GIVEN DATA >>

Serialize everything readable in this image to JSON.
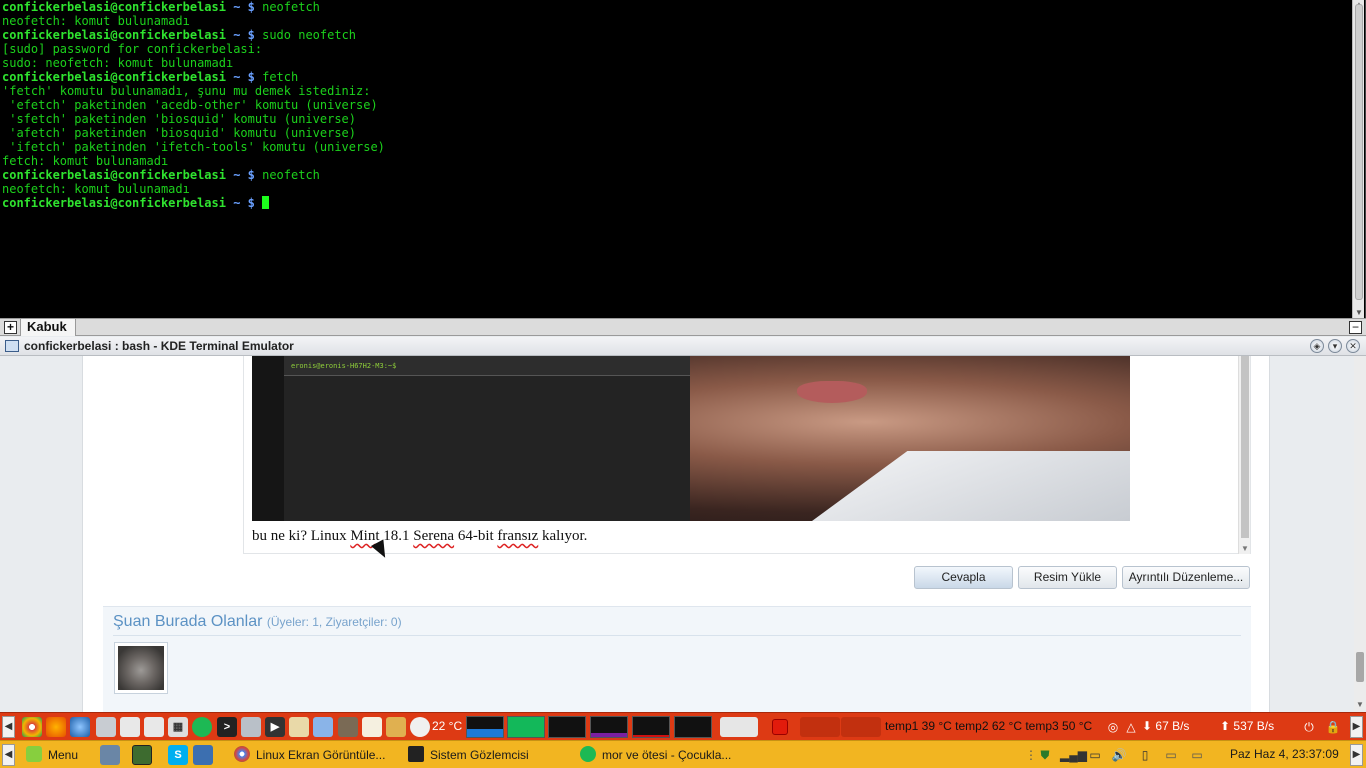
{
  "terminal": {
    "lines": [
      {
        "user": "confickerbelasi@confickerbelasi",
        "path": "~ $",
        "cmd": "neofetch"
      },
      {
        "out": "neofetch: komut bulunamadı"
      },
      {
        "user": "confickerbelasi@confickerbelasi",
        "path": "~ $",
        "cmd": "sudo neofetch"
      },
      {
        "out": "[sudo] password for confickerbelasi:"
      },
      {
        "out": "sudo: neofetch: komut bulunamadı"
      },
      {
        "user": "confickerbelasi@confickerbelasi",
        "path": "~ $",
        "cmd": "fetch"
      },
      {
        "out": "'fetch' komutu bulunamadı, şunu mu demek istediniz:"
      },
      {
        "out": " 'efetch' paketinden 'acedb-other' komutu (universe)"
      },
      {
        "out": " 'sfetch' paketinden 'biosquid' komutu (universe)"
      },
      {
        "out": " 'afetch' paketinden 'biosquid' komutu (universe)"
      },
      {
        "out": " 'ifetch' paketinden 'ifetch-tools' komutu (universe)"
      },
      {
        "out": "fetch: komut bulunamadı"
      },
      {
        "user": "confickerbelasi@confickerbelasi",
        "path": "~ $",
        "cmd": "neofetch"
      },
      {
        "out": "neofetch: komut bulunamadı"
      },
      {
        "user": "confickerbelasi@confickerbelasi",
        "path": "~ $",
        "cmd": "",
        "cursor": true
      }
    ],
    "tab_label": "Kabuk",
    "window_title": "confickerbelasi : bash - KDE Terminal Emulator"
  },
  "post": {
    "embedded_prompt": "eronis@eronis-H67H2-M3:~$",
    "text_parts": [
      "bu ne ki? Linux ",
      "Mint",
      " 18.1 ",
      "Serena",
      " 64-bit ",
      "fransız",
      " kalıyor."
    ]
  },
  "buttons": {
    "reply": "Cevapla",
    "upload_image": "Resim Yükle",
    "advanced_edit": "Ayrıntılı Düzenleme..."
  },
  "online": {
    "title": "Şuan Burada Olanlar",
    "subtitle": "(Üyeler: 1, Ziyaretçiler: 0)"
  },
  "panel_top": {
    "weather": "22 °C",
    "temps": "temp1 39 °C temp2 62 °C temp3 50 °C",
    "download": "67 B/s",
    "upload": "537 B/s"
  },
  "panel_bottom": {
    "menu_label": "Menu",
    "tasks": [
      {
        "label": "Linux Ekran Görüntüle...",
        "icon": "chrome-icon"
      },
      {
        "label": "Sistem Gözlemcisi",
        "icon": "monitor-icon"
      },
      {
        "label": "mor ve ötesi - Çocukla...",
        "icon": "spotify-icon"
      }
    ],
    "clock": "Paz Haz  4, 23:37:09"
  },
  "colors": {
    "panel_top": "#dd3a14",
    "panel_bottom": "#f2b521",
    "terminal_text": "#1cd11c",
    "prompt_path": "#6aa0ff",
    "online_title": "#5c92c4"
  }
}
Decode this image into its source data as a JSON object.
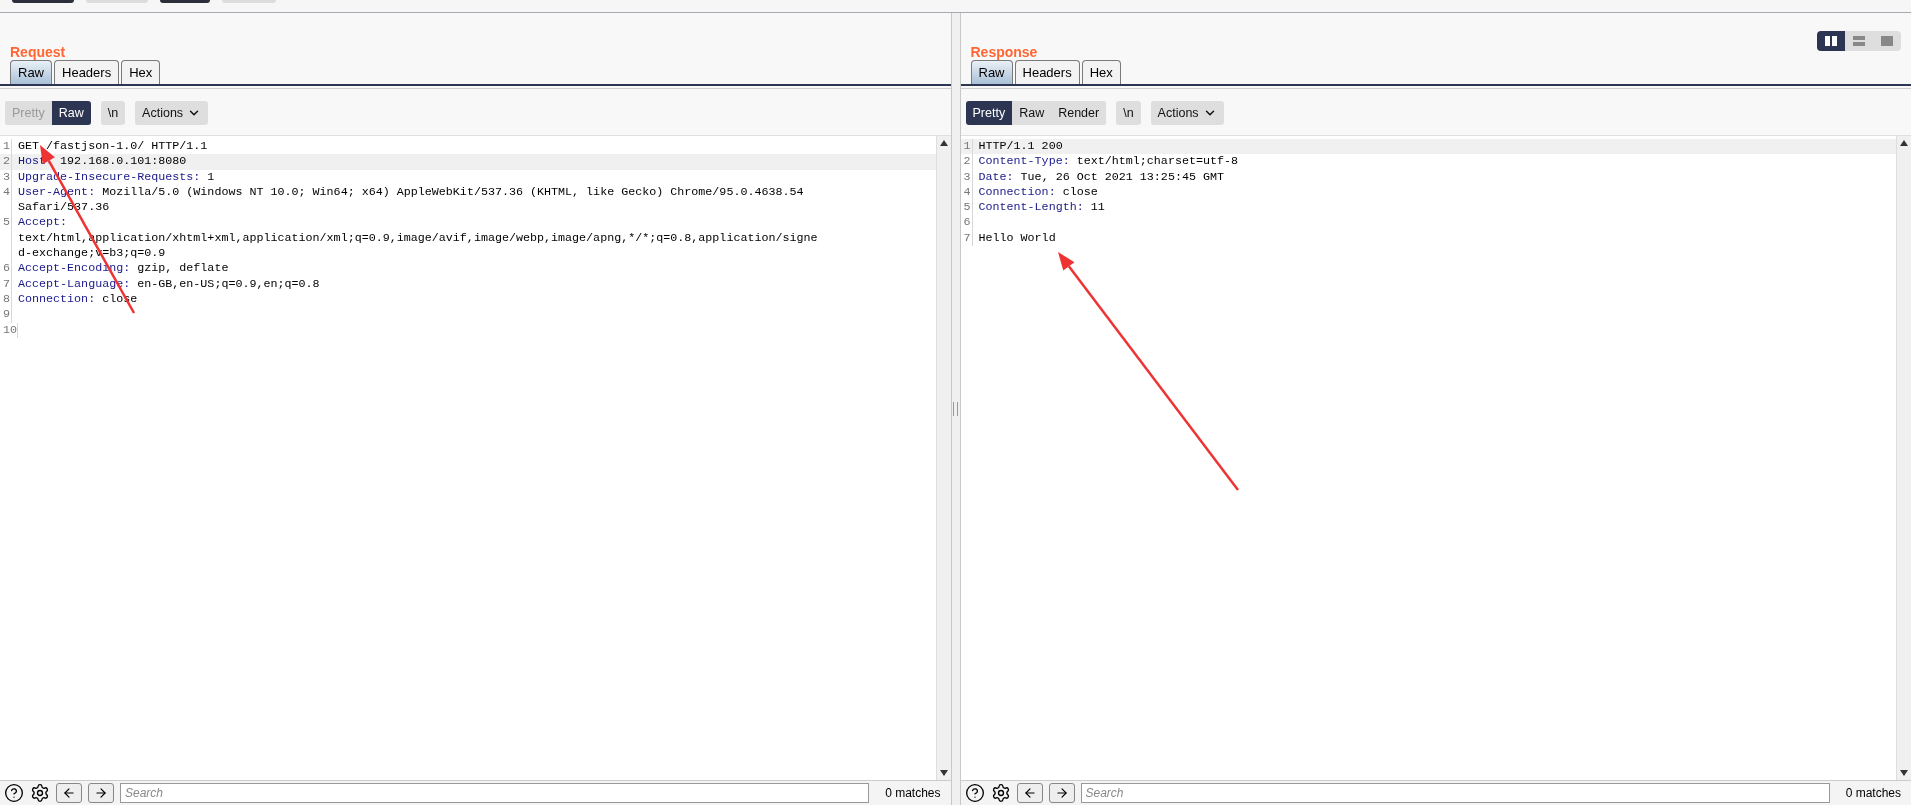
{
  "top_toolbar": [
    {
      "selected": true
    },
    {
      "selected": false
    },
    {
      "selected": true
    },
    {
      "selected": false
    }
  ],
  "request": {
    "title": "Request",
    "tabs": [
      {
        "label": "Raw",
        "selected": true
      },
      {
        "label": "Headers",
        "selected": false
      },
      {
        "label": "Hex",
        "selected": false
      }
    ],
    "view_buttons": [
      {
        "label": "Pretty",
        "selected": false,
        "disabled": true
      },
      {
        "label": "Raw",
        "selected": true,
        "disabled": false
      }
    ],
    "newline_button": "\\n",
    "actions_button": "Actions",
    "lines": [
      {
        "number": "1",
        "kind": "plain",
        "text": "GET /fastjson-1.0/ HTTP/1.1",
        "current": false
      },
      {
        "number": "2",
        "kind": "header",
        "name": "Host:",
        "value": "192.168.0.101:8080",
        "current": true
      },
      {
        "number": "3",
        "kind": "header",
        "name": "Upgrade-Insecure-Requests:",
        "value": "1",
        "current": false
      },
      {
        "number": "4",
        "kind": "header",
        "name": "User-Agent:",
        "value": "Mozilla/5.0 (Windows NT 10.0; Win64; x64) AppleWebKit/537.36 (KHTML, like Gecko) Chrome/95.0.4638.54",
        "wrapped": [
          "Safari/537.36"
        ],
        "current": false
      },
      {
        "number": "5",
        "kind": "header",
        "name": "Accept:",
        "wrapped": [
          "text/html,application/xhtml+xml,application/xml;q=0.9,image/avif,image/webp,image/apng,*/*;q=0.8,application/signe",
          "d-exchange;v=b3;q=0.9"
        ],
        "current": false
      },
      {
        "number": "6",
        "kind": "header",
        "name": "Accept-Encoding:",
        "value": "gzip, deflate",
        "current": false
      },
      {
        "number": "7",
        "kind": "header",
        "name": "Accept-Language:",
        "value": "en-GB,en-US;q=0.9,en;q=0.8",
        "current": false
      },
      {
        "number": "8",
        "kind": "header",
        "name": "Connection:",
        "value": "close",
        "current": false
      },
      {
        "number": "9",
        "kind": "blank",
        "current": false
      },
      {
        "number": "10",
        "kind": "blank",
        "current": false
      }
    ],
    "search": {
      "placeholder": "Search"
    },
    "matches": "0 matches"
  },
  "response": {
    "title": "Response",
    "layout_toggle": [
      {
        "selected": true
      },
      {
        "selected": false
      },
      {
        "selected": false
      }
    ],
    "tabs": [
      {
        "label": "Raw",
        "selected": true
      },
      {
        "label": "Headers",
        "selected": false
      },
      {
        "label": "Hex",
        "selected": false
      }
    ],
    "view_buttons": [
      {
        "label": "Pretty",
        "selected": true,
        "disabled": false
      },
      {
        "label": "Raw",
        "selected": false,
        "disabled": false
      },
      {
        "label": "Render",
        "selected": false,
        "disabled": false
      }
    ],
    "newline_button": "\\n",
    "actions_button": "Actions",
    "lines": [
      {
        "number": "1",
        "kind": "plain",
        "text": "HTTP/1.1 200",
        "current": true
      },
      {
        "number": "2",
        "kind": "header",
        "name": "Content-Type:",
        "value": "text/html;charset=utf-8",
        "current": false
      },
      {
        "number": "3",
        "kind": "header",
        "name": "Date:",
        "value": "Tue, 26 Oct 2021 13:25:45 GMT",
        "current": false
      },
      {
        "number": "4",
        "kind": "header",
        "name": "Connection:",
        "value": "close",
        "current": false
      },
      {
        "number": "5",
        "kind": "header",
        "name": "Content-Length:",
        "value": "11",
        "current": false
      },
      {
        "number": "6",
        "kind": "blank",
        "current": false
      },
      {
        "number": "7",
        "kind": "plain",
        "text": "Hello World",
        "current": false
      }
    ],
    "search": {
      "placeholder": "Search"
    },
    "matches": "0 matches"
  }
}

STATED GOAL >> From the records above, pull out every line containing the word "HTTP".

TASK SOLUTION >>
        "text": "GET /fastjson-1.0/ HTTP/1.1",
        "text": "HTTP/1.1 200",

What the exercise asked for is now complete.